Labeled box records
▼▼▼
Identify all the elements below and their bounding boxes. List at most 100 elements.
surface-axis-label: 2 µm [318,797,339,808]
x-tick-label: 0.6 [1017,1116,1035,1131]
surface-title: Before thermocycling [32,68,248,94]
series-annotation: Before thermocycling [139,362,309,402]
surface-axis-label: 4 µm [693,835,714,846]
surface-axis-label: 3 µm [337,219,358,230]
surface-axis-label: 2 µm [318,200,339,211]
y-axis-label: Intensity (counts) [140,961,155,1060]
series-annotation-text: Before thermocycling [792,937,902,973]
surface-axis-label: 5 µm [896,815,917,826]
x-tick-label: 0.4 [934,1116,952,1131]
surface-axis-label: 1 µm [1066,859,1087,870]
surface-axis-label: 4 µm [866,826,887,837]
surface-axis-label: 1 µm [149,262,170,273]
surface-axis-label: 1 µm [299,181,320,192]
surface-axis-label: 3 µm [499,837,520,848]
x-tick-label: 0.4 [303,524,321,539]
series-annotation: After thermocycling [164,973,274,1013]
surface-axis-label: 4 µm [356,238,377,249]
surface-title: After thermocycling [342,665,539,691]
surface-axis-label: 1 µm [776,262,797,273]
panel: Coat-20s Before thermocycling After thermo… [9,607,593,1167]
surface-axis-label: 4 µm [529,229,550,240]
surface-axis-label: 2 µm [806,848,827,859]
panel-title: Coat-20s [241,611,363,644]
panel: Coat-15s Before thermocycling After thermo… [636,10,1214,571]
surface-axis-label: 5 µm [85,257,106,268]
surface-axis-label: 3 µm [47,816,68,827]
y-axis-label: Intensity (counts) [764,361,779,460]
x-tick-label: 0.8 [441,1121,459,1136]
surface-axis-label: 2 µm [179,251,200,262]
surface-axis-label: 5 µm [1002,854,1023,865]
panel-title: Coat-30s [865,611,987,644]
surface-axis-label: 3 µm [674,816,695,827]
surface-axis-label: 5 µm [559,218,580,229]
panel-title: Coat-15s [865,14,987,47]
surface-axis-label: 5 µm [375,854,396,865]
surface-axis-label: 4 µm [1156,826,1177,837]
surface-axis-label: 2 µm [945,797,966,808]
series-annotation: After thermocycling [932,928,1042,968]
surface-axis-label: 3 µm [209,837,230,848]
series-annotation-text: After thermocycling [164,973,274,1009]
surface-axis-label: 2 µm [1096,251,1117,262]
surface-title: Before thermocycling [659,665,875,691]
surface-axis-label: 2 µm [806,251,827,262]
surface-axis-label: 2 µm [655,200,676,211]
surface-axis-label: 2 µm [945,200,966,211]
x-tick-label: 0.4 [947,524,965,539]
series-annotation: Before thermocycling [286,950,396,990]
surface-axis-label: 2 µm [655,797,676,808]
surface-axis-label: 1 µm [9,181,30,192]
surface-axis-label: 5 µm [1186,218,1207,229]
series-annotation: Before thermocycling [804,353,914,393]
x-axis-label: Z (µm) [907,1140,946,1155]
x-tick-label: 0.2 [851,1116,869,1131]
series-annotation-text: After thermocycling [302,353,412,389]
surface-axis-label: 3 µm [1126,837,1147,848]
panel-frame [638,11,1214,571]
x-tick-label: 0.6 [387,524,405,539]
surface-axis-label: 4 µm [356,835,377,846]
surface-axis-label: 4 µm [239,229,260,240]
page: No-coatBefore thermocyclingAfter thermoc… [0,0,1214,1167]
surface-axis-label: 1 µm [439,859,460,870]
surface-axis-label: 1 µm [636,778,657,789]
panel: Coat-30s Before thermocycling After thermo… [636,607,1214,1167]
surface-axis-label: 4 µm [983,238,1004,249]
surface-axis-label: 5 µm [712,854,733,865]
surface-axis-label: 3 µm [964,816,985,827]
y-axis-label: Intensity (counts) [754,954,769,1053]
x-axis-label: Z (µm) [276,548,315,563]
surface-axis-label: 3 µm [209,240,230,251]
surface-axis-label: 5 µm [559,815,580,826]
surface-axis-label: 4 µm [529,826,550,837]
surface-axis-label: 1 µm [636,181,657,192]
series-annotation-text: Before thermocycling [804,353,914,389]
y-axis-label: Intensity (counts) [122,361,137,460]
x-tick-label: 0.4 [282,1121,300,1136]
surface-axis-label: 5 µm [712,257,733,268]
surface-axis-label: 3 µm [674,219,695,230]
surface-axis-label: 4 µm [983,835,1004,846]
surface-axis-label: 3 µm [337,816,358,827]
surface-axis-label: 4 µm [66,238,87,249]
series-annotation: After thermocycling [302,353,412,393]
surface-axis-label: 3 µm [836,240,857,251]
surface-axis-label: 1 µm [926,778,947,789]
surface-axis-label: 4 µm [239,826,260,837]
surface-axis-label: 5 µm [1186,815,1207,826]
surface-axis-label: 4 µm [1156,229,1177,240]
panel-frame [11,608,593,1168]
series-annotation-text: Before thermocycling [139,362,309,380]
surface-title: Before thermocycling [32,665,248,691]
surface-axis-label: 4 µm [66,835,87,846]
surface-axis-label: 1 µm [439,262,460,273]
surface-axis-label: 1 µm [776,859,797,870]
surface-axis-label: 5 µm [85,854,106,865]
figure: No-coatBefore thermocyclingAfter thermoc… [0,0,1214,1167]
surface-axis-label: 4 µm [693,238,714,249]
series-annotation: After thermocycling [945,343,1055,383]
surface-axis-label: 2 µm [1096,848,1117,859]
▲▲▲
## Prompt
Please duplicate all of the records above line for line, with no changes.

## Output for this task
Identify all the elements below and their bounding boxes. List at most 100 elements.
surface-axis-label: 2 µm [318,797,339,808]
x-tick-label: 0.6 [1017,1116,1035,1131]
surface-title: Before thermocycling [32,68,248,94]
series-annotation: Before thermocycling [139,362,309,402]
surface-axis-label: 4 µm [693,835,714,846]
surface-axis-label: 3 µm [337,219,358,230]
surface-axis-label: 2 µm [318,200,339,211]
y-axis-label: Intensity (counts) [140,961,155,1060]
series-annotation-text: Before thermocycling [792,937,902,973]
surface-axis-label: 5 µm [896,815,917,826]
x-tick-label: 0.4 [934,1116,952,1131]
surface-axis-label: 1 µm [1066,859,1087,870]
surface-axis-label: 4 µm [866,826,887,837]
surface-axis-label: 1 µm [149,262,170,273]
surface-axis-label: 1 µm [299,181,320,192]
surface-axis-label: 3 µm [499,837,520,848]
x-tick-label: 0.4 [303,524,321,539]
series-annotation: After thermocycling [164,973,274,1013]
surface-axis-label: 4 µm [356,238,377,249]
surface-title: After thermocycling [342,665,539,691]
surface-axis-label: 1 µm [776,262,797,273]
panel: Coat-20s Before thermocycling After thermo… [9,607,593,1167]
surface-axis-label: 4 µm [529,229,550,240]
surface-axis-label: 2 µm [806,848,827,859]
panel-title: Coat-20s [241,611,363,644]
panel: Coat-15s Before thermocycling After thermo… [636,10,1214,571]
surface-axis-label: 5 µm [85,257,106,268]
surface-axis-label: 3 µm [47,816,68,827]
y-axis-label: Intensity (counts) [764,361,779,460]
x-tick-label: 0.8 [441,1121,459,1136]
surface-axis-label: 2 µm [179,251,200,262]
surface-axis-label: 5 µm [1002,854,1023,865]
panel-title: Coat-30s [865,611,987,644]
surface-axis-label: 3 µm [674,816,695,827]
surface-axis-label: 5 µm [559,218,580,229]
panel-title: Coat-15s [865,14,987,47]
surface-axis-label: 5 µm [375,854,396,865]
surface-axis-label: 4 µm [1156,826,1177,837]
surface-axis-label: 2 µm [945,797,966,808]
series-annotation: After thermocycling [932,928,1042,968]
surface-axis-label: 3 µm [209,837,230,848]
series-annotation-text: After thermocycling [164,973,274,1009]
surface-axis-label: 2 µm [1096,251,1117,262]
surface-title: Before thermocycling [659,665,875,691]
surface-axis-label: 2 µm [806,251,827,262]
surface-axis-label: 2 µm [655,200,676,211]
surface-axis-label: 2 µm [945,200,966,211]
x-tick-label: 0.4 [947,524,965,539]
series-annotation: Before thermocycling [286,950,396,990]
surface-axis-label: 2 µm [655,797,676,808]
surface-axis-label: 1 µm [9,181,30,192]
surface-axis-label: 5 µm [1186,218,1207,229]
series-annotation: Before thermocycling [804,353,914,393]
x-axis-label: Z (µm) [907,1140,946,1155]
x-tick-label: 0.2 [851,1116,869,1131]
series-annotation-text: After thermocycling [302,353,412,389]
surface-axis-label: 3 µm [1126,837,1147,848]
panel-frame [638,11,1214,571]
x-tick-label: 0.6 [387,524,405,539]
surface-axis-label: 4 µm [356,835,377,846]
surface-axis-label: 4 µm [239,229,260,240]
page: No-coatBefore thermocyclingAfter thermoc… [0,0,1214,1167]
surface-axis-label: 1 µm [439,859,460,870]
surface-axis-label: 1 µm [636,778,657,789]
panel: Coat-30s Before thermocycling After thermo… [636,607,1214,1167]
surface-axis-label: 4 µm [983,238,1004,249]
surface-axis-label: 5 µm [712,854,733,865]
surface-axis-label: 3 µm [964,816,985,827]
y-axis-label: Intensity (counts) [754,954,769,1053]
x-axis-label: Z (µm) [276,548,315,563]
surface-axis-label: 3 µm [209,240,230,251]
surface-axis-label: 5 µm [559,815,580,826]
surface-axis-label: 4 µm [529,826,550,837]
surface-axis-label: 1 µm [636,181,657,192]
series-annotation-text: Before thermocycling [804,353,914,389]
y-axis-label: Intensity (counts) [122,361,137,460]
x-tick-label: 0.4 [282,1121,300,1136]
surface-axis-label: 5 µm [712,257,733,268]
surface-axis-label: 3 µm [674,219,695,230]
surface-axis-label: 4 µm [983,835,1004,846]
surface-axis-label: 3 µm [337,816,358,827]
surface-axis-label: 4 µm [66,238,87,249]
series-annotation: After thermocycling [302,353,412,393]
surface-axis-label: 3 µm [836,240,857,251]
surface-axis-label: 1 µm [926,778,947,789]
surface-axis-label: 4 µm [239,826,260,837]
surface-axis-label: 5 µm [1186,815,1207,826]
surface-axis-label: 4 µm [1156,229,1177,240]
panel-frame [11,608,593,1168]
series-annotation-text: Before thermocycling [139,362,309,380]
surface-title: Before thermocycling [32,665,248,691]
surface-axis-label: 4 µm [66,835,87,846]
surface-axis-label: 1 µm [439,262,460,273]
surface-axis-label: 1 µm [776,859,797,870]
surface-axis-label: 5 µm [85,854,106,865]
figure: No-coatBefore thermocyclingAfter thermoc… [0,0,1214,1167]
surface-axis-label: 4 µm [693,238,714,249]
series-annotation: After thermocycling [945,343,1055,383]
surface-axis-label: 2 µm [1096,848,1117,859]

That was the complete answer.